■ What to produce ■
Write the material out again in full, exactly.
───── Records for this exercise
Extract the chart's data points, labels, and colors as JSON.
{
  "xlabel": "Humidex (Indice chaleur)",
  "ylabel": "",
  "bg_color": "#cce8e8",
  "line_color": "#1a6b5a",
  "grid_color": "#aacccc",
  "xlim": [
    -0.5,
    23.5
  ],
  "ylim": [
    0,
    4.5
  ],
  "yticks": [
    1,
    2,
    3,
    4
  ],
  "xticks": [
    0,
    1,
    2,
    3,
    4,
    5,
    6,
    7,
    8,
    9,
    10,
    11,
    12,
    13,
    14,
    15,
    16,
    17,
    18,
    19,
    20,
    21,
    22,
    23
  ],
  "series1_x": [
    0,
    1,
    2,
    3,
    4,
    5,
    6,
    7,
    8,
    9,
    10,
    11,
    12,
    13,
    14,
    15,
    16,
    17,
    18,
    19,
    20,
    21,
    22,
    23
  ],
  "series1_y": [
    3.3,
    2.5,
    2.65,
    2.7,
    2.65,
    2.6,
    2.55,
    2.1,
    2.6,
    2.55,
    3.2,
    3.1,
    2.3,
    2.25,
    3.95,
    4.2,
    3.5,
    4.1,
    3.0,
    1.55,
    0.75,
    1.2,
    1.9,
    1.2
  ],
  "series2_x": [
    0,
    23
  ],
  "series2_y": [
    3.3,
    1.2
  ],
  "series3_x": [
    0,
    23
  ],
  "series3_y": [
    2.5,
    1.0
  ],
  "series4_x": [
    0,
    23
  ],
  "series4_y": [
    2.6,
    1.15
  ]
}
──────────
■ Reply to the exercise ■
Extract the chart's data points, labels, and colors as JSON.
{
  "xlabel": "Humidex (Indice chaleur)",
  "ylabel": "",
  "bg_color": "#cce8e8",
  "line_color": "#1a6b5a",
  "grid_color": "#aacccc",
  "xlim": [
    -0.5,
    23.5
  ],
  "ylim": [
    0,
    4.5
  ],
  "yticks": [
    1,
    2,
    3,
    4
  ],
  "xticks": [
    0,
    1,
    2,
    3,
    4,
    5,
    6,
    7,
    8,
    9,
    10,
    11,
    12,
    13,
    14,
    15,
    16,
    17,
    18,
    19,
    20,
    21,
    22,
    23
  ],
  "series1_x": [
    0,
    1,
    2,
    3,
    4,
    5,
    6,
    7,
    8,
    9,
    10,
    11,
    12,
    13,
    14,
    15,
    16,
    17,
    18,
    19,
    20,
    21,
    22,
    23
  ],
  "series1_y": [
    3.3,
    2.5,
    2.65,
    2.7,
    2.65,
    2.6,
    2.55,
    2.1,
    2.6,
    2.55,
    3.2,
    3.1,
    2.3,
    2.25,
    3.95,
    4.2,
    3.5,
    4.1,
    3.0,
    1.55,
    0.75,
    1.2,
    1.9,
    1.2
  ],
  "series2_x": [
    0,
    23
  ],
  "series2_y": [
    3.3,
    1.2
  ],
  "series3_x": [
    0,
    23
  ],
  "series3_y": [
    2.5,
    1.0
  ],
  "series4_x": [
    0,
    23
  ],
  "series4_y": [
    2.6,
    1.15
  ]
}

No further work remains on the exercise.